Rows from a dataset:
..........

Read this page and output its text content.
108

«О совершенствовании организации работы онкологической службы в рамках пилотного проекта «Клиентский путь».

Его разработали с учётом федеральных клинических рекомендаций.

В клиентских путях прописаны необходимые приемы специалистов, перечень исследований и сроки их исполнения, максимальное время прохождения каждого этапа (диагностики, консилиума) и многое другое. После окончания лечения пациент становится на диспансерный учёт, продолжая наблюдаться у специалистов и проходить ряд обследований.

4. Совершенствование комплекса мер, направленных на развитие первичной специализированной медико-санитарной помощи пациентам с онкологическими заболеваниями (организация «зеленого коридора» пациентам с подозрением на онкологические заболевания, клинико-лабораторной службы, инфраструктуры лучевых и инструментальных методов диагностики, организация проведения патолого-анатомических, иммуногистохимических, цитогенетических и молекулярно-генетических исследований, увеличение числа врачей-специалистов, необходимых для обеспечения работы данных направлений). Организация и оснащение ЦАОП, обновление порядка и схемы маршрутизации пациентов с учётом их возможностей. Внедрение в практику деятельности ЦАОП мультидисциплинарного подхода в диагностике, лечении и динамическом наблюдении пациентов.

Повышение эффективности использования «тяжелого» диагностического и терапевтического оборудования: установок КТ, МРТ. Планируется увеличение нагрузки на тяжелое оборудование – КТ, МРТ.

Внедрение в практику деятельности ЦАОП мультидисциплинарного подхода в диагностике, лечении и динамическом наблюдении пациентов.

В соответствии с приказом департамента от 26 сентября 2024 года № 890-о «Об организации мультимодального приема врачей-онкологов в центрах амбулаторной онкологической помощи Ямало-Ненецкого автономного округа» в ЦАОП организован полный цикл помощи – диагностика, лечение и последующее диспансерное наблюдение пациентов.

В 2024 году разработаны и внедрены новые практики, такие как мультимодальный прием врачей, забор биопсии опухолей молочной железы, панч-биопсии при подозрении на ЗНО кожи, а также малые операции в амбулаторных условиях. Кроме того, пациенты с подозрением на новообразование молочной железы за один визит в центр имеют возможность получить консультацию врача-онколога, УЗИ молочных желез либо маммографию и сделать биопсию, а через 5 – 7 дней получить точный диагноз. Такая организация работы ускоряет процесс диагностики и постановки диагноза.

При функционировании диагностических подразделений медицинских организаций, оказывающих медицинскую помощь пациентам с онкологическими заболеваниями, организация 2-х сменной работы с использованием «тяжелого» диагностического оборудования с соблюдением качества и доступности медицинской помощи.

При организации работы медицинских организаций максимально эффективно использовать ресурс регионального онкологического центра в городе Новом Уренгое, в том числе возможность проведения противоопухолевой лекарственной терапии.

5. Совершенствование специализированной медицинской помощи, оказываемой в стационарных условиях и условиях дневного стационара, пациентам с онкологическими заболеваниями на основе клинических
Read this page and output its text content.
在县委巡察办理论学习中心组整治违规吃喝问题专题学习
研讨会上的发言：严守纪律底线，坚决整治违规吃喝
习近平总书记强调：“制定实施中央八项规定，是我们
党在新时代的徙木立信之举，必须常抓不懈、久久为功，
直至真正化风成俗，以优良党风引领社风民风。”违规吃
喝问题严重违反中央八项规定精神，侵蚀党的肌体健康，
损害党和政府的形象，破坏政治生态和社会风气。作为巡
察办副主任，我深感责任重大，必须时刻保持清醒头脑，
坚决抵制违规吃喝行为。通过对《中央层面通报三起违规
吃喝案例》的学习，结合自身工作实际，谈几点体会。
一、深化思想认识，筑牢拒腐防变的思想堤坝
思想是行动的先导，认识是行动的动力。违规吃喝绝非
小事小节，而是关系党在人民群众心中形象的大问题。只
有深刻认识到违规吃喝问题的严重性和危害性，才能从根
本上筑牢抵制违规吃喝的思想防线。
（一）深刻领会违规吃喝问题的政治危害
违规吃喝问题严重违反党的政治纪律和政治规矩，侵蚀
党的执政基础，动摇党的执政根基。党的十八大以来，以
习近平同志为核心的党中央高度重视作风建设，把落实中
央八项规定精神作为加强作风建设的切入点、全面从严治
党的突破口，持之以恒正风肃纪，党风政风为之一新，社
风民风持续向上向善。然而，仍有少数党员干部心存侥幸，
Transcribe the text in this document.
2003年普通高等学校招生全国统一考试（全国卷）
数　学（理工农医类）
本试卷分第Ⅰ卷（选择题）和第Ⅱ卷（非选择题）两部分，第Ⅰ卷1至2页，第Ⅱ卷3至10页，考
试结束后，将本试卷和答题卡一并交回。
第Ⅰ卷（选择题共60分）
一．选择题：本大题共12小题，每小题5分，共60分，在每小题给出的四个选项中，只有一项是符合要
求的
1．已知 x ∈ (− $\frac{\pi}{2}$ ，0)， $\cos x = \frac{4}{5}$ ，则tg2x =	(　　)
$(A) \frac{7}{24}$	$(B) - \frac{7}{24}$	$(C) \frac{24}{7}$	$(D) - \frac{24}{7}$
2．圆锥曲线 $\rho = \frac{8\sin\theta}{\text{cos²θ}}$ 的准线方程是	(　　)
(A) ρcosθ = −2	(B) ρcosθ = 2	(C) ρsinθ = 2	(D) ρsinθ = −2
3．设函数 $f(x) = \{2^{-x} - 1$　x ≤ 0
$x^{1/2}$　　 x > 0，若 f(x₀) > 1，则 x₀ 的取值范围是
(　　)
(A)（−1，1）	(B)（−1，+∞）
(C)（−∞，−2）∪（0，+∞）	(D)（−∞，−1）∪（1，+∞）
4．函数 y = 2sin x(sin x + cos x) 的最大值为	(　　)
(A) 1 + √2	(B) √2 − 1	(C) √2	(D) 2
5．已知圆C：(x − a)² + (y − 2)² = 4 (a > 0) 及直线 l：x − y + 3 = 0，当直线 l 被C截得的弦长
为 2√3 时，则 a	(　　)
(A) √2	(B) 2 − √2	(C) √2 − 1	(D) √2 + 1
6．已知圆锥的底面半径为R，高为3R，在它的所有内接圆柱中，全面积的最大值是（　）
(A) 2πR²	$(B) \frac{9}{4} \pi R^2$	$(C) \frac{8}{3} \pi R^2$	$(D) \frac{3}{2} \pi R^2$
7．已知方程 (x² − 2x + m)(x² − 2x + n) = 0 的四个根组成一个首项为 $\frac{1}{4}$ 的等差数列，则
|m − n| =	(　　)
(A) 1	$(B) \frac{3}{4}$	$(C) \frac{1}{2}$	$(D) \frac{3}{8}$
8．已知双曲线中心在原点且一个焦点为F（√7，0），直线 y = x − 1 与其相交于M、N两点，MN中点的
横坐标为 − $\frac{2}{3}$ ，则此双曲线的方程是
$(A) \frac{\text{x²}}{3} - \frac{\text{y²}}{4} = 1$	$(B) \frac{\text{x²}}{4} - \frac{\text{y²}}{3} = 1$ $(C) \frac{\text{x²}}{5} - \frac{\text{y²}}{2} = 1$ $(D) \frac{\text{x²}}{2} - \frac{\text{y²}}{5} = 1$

..........

Written instruction: Print the records once more, exactly as they were given.

Finished task:
Read this page and output its text content.
108

«О совершенствовании организации работы онкологической службы в рамках пилотного проекта «Клиентский путь».

Его разработали с учётом федеральных клинических рекомендаций.

В клиентских путях прописаны необходимые приемы специалистов, перечень исследований и сроки их исполнения, максимальное время прохождения каждого этапа (диагностики, консилиума) и многое другое. После окончания лечения пациент становится на диспансерный учёт, продолжая наблюдаться у специалистов и проходить ряд обследований.

4. Совершенствование комплекса мер, направленных на развитие первичной специализированной медико-санитарной помощи пациентам с онкологическими заболеваниями (организация «зеленого коридора» пациентам с подозрением на онкологические заболевания, клинико-лабораторной службы, инфраструктуры лучевых и инструментальных методов диагностики, организация проведения патолого-анатомических, иммуногистохимических, цитогенетических и молекулярно-генетических исследований, увеличение числа врачей-специалистов, необходимых для обеспечения работы данных направлений). Организация и оснащение ЦАОП, обновление порядка и схемы маршрутизации пациентов с учётом их возможностей. Внедрение в практику деятельности ЦАОП мультидисциплинарного подхода в диагностике, лечении и динамическом наблюдении пациентов.

Повышение эффективности использования «тяжелого» диагностического и терапевтического оборудования: установок КТ, МРТ. Планируется увеличение нагрузки на тяжелое оборудование – КТ, МРТ.

Внедрение в практику деятельности ЦАОП мультидисциплинарного подхода в диагностике, лечении и динамическом наблюдении пациентов.

В соответствии с приказом департамента от 26 сентября 2024 года № 890-о «Об организации мультимодального приема врачей-онкологов в центрах амбулаторной онкологической помощи Ямало-Ненецкого автономного округа» в ЦАОП организован полный цикл помощи – диагностика, лечение и последующее диспансерное наблюдение пациентов.

В 2024 году разработаны и внедрены новые практики, такие как мультимодальный прием врачей, забор биопсии опухолей молочной железы, панч-биопсии при подозрении на ЗНО кожи, а также малые операции в амбулаторных условиях. Кроме того, пациенты с подозрением на новообразование молочной железы за один визит в центр имеют возможность получить консультацию врача-онколога, УЗИ молочных желез либо маммографию и сделать биопсию, а через 5 – 7 дней получить точный диагноз. Такая организация работы ускоряет процесс диагностики и постановки диагноза.

При функционировании диагностических подразделений медицинских организаций, оказывающих медицинскую помощь пациентам с онкологическими заболеваниями, организация 2-х сменной работы с использованием «тяжелого» диагностического оборудования с соблюдением качества и доступности медицинской помощи.

При организации работы медицинских организаций максимально эффективно использовать ресурс регионального онкологического центра в городе Новом Уренгое, в том числе возможность проведения противоопухолевой лекарственной терапии.

5. Совершенствование специализированной медицинской помощи, оказываемой в стационарных условиях и условиях дневного стационара, пациентам с онкологическими заболеваниями на основе клинических
Read this page and output its text content.
在县委巡察办理论学习中心组整治违规吃喝问题专题学习
研讨会上的发言：严守纪律底线，坚决整治违规吃喝
习近平总书记强调：“制定实施中央八项规定，是我们
党在新时代的徙木立信之举，必须常抓不懈、久久为功，
直至真正化风成俗，以优良党风引领社风民风。”违规吃
喝问题严重违反中央八项规定精神，侵蚀党的肌体健康，
损害党和政府的形象，破坏政治生态和社会风气。作为巡
察办副主任，我深感责任重大，必须时刻保持清醒头脑，
坚决抵制违规吃喝行为。通过对《中央层面通报三起违规
吃喝案例》的学习，结合自身工作实际，谈几点体会。
一、深化思想认识，筑牢拒腐防变的思想堤坝
思想是行动的先导，认识是行动的动力。违规吃喝绝非
小事小节，而是关系党在人民群众心中形象的大问题。只
有深刻认识到违规吃喝问题的严重性和危害性，才能从根
本上筑牢抵制违规吃喝的思想防线。
（一）深刻领会违规吃喝问题的政治危害
违规吃喝问题严重违反党的政治纪律和政治规矩，侵蚀
党的执政基础，动摇党的执政根基。党的十八大以来，以
习近平同志为核心的党中央高度重视作风建设，把落实中
央八项规定精神作为加强作风建设的切入点、全面从严治
党的突破口，持之以恒正风肃纪，党风政风为之一新，社
风民风持续向上向善。然而，仍有少数党员干部心存侥幸，
Transcribe the text in this document.
2003年普通高等学校招生全国统一考试（全国卷）
数　学（理工农医类）
本试卷分第Ⅰ卷（选择题）和第Ⅱ卷（非选择题）两部分，第Ⅰ卷1至2页，第Ⅱ卷3至10页，考
试结束后，将本试卷和答题卡一并交回。
第Ⅰ卷（选择题共60分）
一．选择题：本大题共12小题，每小题5分，共60分，在每小题给出的四个选项中，只有一项是符合要
求的
1．已知 x ∈ (− $\frac{\pi}{2}$ ，0)， $\cos x = \frac{4}{5}$ ，则tg2x =	(　　)
$(A) \frac{7}{24}$	$(B) - \frac{7}{24}$	$(C) \frac{24}{7}$	$(D) - \frac{24}{7}$
2．圆锥曲线 $\rho = \frac{8\sin\theta}{\text{cos²θ}}$ 的准线方程是	(　　)
(A) ρcosθ = −2	(B) ρcosθ = 2	(C) ρsinθ = 2	(D) ρsinθ = −2
3．设函数 $f(x) = \{2^{-x} - 1$　x ≤ 0
$x^{1/2}$　　 x > 0，若 f(x₀) > 1，则 x₀ 的取值范围是
(　　)
(A)（−1，1）	(B)（−1，+∞）
(C)（−∞，−2）∪（0，+∞）	(D)（−∞，−1）∪（1，+∞）
4．函数 y = 2sin x(sin x + cos x) 的最大值为	(　　)
(A) 1 + √2	(B) √2 − 1	(C) √2	(D) 2
5．已知圆C：(x − a)² + (y − 2)² = 4 (a > 0) 及直线 l：x − y + 3 = 0，当直线 l 被C截得的弦长
为 2√3 时，则 a	(　　)
(A) √2	(B) 2 − √2	(C) √2 − 1	(D) √2 + 1
6．已知圆锥的底面半径为R，高为3R，在它的所有内接圆柱中，全面积的最大值是（　）
(A) 2πR²	$(B) \frac{9}{4} \pi R^2$	$(C) \frac{8}{3} \pi R^2$	$(D) \frac{3}{2} \pi R^2$
7．已知方程 (x² − 2x + m)(x² − 2x + n) = 0 的四个根组成一个首项为 $\frac{1}{4}$ 的等差数列，则
|m − n| =	(　　)
(A) 1	$(B) \frac{3}{4}$	$(C) \frac{1}{2}$	$(D) \frac{3}{8}$
8．已知双曲线中心在原点且一个焦点为F（√7，0），直线 y = x − 1 与其相交于M、N两点，MN中点的
横坐标为 − $\frac{2}{3}$ ，则此双曲线的方程是
$(A) \frac{\text{x²}}{3} - \frac{\text{y²}}{4} = 1$	$(B) \frac{\text{x²}}{4} - \frac{\text{y²}}{3} = 1$ $(C) \frac{\text{x²}}{5} - \frac{\text{y²}}{2} = 1$ $(D) \frac{\text{x²}}{2} - \frac{\text{y²}}{5} = 1$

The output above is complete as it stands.